▶ _Dataset rows_
┌──

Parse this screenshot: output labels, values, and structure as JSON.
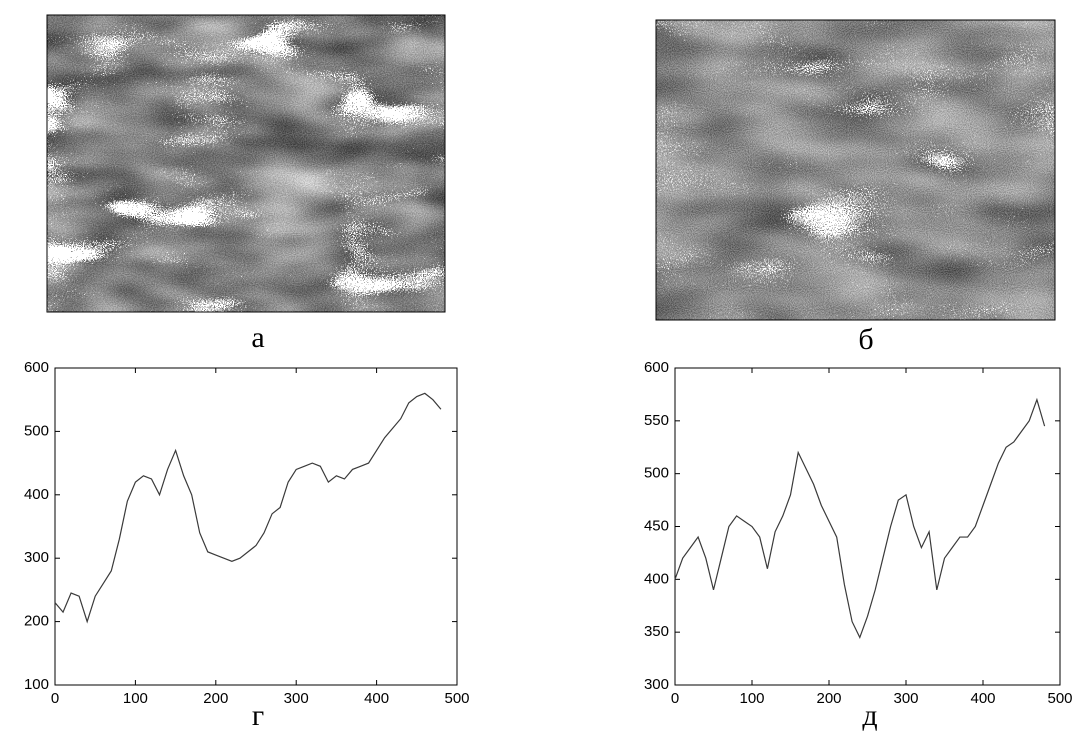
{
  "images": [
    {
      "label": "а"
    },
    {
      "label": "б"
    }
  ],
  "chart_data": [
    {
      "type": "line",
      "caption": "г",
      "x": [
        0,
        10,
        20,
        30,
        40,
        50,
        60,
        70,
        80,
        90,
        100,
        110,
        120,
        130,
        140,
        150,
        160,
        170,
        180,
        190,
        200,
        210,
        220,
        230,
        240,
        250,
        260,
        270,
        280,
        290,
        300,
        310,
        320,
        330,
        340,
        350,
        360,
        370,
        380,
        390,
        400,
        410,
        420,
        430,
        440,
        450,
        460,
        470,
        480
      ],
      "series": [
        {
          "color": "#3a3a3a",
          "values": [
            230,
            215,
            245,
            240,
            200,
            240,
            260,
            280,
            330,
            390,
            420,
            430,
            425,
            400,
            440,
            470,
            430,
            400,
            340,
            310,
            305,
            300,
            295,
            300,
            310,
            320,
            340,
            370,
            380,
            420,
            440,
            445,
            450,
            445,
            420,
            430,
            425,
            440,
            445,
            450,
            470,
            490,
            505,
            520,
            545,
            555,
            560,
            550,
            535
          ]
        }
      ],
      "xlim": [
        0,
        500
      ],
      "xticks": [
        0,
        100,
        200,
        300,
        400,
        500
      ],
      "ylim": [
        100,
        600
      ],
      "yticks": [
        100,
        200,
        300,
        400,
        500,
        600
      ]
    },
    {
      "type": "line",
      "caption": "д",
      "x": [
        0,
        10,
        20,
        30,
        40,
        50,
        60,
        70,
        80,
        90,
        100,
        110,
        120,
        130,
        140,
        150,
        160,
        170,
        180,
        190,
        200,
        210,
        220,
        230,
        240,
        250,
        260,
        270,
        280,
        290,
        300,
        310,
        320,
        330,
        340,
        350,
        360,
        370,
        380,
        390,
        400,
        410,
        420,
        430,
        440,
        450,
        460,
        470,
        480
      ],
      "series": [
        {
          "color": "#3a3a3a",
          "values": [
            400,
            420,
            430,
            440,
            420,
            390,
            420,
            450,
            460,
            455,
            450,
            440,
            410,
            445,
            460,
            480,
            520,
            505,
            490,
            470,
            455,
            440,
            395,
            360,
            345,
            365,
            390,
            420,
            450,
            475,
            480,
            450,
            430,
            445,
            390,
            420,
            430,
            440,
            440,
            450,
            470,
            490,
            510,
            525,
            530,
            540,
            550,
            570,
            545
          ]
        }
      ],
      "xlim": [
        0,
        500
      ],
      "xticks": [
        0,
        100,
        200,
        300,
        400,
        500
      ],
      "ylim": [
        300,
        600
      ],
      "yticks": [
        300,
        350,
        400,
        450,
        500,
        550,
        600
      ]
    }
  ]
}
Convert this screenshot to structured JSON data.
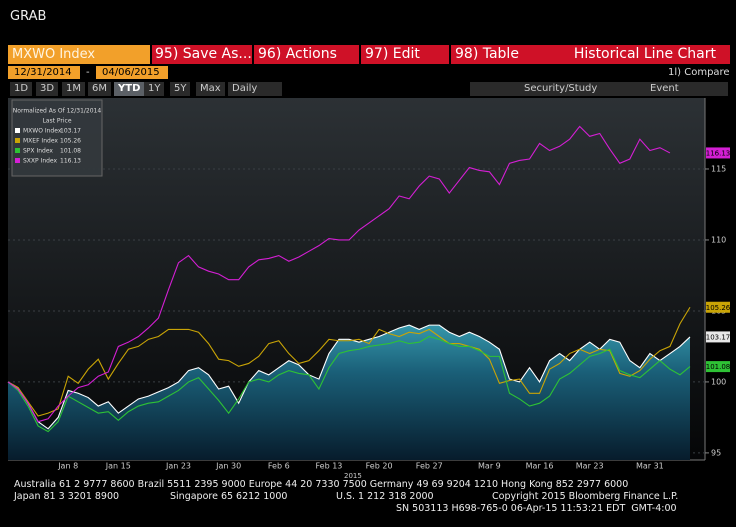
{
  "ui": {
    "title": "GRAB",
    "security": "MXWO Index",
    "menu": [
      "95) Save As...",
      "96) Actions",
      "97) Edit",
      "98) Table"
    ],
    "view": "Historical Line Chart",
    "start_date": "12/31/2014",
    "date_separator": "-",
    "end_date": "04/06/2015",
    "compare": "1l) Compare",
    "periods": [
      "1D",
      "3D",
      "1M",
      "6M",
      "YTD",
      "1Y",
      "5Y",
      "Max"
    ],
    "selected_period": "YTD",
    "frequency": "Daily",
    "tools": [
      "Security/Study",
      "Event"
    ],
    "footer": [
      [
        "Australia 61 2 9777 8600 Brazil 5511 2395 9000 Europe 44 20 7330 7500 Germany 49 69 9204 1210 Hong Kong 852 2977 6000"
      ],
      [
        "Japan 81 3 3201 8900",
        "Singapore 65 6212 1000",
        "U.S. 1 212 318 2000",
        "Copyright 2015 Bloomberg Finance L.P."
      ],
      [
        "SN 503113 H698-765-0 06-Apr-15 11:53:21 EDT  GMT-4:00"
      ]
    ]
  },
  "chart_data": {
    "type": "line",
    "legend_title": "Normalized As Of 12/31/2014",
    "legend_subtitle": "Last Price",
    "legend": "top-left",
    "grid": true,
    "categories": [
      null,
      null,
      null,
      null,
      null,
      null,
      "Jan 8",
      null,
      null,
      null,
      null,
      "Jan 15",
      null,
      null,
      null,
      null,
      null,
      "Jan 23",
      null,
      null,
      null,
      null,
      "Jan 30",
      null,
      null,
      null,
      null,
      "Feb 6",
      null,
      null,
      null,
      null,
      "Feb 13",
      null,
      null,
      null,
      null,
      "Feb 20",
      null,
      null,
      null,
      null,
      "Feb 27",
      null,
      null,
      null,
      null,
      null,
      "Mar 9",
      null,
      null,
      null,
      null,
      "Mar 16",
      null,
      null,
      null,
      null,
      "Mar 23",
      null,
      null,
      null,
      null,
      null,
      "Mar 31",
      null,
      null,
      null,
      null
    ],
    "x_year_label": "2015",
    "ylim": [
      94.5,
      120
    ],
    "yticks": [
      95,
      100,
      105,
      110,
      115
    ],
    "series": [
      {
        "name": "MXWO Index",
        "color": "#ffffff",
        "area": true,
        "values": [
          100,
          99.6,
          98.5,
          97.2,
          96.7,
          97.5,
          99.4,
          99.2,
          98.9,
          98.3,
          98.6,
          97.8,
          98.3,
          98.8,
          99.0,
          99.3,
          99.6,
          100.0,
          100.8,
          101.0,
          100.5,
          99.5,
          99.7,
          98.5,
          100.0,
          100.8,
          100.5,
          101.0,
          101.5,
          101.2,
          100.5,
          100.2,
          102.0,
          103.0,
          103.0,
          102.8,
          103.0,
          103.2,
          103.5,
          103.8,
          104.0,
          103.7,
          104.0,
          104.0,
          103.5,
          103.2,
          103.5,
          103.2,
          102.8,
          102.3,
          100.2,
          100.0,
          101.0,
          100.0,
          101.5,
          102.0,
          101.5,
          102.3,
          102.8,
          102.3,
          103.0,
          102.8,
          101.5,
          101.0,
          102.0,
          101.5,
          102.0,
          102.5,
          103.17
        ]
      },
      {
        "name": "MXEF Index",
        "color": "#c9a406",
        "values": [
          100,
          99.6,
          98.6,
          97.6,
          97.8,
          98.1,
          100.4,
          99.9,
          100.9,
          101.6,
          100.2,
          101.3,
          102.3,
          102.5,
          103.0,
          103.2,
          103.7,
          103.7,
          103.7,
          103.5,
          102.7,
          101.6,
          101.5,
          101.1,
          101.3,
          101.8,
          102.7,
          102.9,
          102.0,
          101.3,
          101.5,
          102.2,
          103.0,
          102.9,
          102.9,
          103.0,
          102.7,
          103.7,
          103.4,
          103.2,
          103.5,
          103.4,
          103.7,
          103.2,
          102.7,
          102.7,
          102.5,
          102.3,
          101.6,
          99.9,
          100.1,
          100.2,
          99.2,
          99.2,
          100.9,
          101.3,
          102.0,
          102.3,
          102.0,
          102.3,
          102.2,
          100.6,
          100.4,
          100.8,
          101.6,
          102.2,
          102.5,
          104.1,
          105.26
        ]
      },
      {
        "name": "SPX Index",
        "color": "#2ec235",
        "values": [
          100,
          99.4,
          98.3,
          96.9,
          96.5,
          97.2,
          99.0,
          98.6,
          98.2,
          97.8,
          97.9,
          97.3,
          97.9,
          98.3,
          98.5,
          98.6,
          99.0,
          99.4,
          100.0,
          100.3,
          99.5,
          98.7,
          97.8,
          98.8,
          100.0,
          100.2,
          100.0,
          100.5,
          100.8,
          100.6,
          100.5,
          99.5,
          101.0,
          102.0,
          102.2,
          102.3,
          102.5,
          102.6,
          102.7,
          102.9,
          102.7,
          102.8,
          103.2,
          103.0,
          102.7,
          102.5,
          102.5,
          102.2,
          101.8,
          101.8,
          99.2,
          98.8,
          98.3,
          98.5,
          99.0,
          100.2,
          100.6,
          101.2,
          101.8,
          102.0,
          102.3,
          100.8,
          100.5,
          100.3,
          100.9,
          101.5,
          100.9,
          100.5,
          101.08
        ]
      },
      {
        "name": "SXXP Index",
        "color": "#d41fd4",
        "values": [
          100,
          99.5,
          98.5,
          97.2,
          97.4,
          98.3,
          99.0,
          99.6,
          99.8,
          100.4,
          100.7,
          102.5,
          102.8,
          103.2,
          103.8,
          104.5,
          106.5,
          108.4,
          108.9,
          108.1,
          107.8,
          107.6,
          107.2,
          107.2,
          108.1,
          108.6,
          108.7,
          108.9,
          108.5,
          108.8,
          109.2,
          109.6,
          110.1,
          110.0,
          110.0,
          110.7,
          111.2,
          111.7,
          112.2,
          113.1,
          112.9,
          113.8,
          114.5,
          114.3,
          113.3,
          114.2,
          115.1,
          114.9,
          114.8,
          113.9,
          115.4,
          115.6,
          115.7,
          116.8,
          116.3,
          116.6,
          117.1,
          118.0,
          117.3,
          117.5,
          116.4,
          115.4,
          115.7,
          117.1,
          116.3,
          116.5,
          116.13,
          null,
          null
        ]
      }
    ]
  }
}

└──

▶ _Your instructions_
Look over the material above and show each line where "Index" appears.

▶ _The reply_
    "security": "MXWO Index",
        "name": "MXWO Index",
        "name": "MXEF Index",
        "name": "SPX Index",
        "name": "SXXP Index",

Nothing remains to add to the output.